**What is needed**: From the listing, collect all lines containing the word "Dear".

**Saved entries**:
[START]

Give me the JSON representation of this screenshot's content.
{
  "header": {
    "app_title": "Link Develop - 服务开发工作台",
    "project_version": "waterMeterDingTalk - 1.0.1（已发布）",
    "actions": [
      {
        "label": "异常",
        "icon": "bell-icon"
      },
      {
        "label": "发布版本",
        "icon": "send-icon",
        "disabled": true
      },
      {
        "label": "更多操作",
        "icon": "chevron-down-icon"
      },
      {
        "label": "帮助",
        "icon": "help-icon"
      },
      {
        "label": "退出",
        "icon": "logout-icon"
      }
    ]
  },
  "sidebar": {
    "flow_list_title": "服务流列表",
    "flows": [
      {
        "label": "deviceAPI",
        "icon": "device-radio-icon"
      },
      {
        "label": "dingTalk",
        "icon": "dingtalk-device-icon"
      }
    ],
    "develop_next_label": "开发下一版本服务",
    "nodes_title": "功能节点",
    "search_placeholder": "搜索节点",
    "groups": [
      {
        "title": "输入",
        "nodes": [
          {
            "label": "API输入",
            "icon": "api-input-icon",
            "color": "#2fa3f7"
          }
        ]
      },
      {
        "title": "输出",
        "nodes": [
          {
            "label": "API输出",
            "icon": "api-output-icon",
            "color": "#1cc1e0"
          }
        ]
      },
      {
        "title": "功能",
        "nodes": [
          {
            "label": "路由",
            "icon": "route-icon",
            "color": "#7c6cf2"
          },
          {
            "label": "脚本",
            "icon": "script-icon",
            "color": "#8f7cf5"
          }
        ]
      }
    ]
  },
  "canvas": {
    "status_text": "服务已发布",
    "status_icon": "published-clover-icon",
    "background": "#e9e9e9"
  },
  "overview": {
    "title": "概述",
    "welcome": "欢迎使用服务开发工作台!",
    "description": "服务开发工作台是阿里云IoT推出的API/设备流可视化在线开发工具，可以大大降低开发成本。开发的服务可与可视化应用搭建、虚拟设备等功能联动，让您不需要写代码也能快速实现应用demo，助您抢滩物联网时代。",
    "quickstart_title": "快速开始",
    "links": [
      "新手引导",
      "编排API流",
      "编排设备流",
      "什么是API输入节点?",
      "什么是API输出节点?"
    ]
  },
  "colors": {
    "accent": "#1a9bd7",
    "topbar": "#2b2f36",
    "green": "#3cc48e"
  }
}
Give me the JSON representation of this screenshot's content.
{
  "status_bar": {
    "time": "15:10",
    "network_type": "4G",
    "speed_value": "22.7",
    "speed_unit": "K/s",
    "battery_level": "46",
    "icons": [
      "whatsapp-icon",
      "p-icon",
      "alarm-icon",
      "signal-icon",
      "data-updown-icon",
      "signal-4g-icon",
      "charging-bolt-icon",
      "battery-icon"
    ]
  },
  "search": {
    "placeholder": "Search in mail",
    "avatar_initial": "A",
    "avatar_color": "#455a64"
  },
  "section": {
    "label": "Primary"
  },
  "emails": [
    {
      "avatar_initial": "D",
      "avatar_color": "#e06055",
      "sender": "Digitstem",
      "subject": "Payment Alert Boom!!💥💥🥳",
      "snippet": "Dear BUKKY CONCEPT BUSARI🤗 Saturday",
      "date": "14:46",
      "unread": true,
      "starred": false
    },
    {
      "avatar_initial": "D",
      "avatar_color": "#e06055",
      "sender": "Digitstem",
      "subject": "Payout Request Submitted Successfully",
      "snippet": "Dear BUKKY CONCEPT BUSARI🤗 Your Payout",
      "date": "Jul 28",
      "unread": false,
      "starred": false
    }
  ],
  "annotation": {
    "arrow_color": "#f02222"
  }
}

[END]

**Exercise solution**:
      "snippet": "Dear BUKKY CONCEPT BUSARI🤗 Saturday",
      "snippet": "Dear BUKKY CONCEPT BUSARI🤗 Your Payout",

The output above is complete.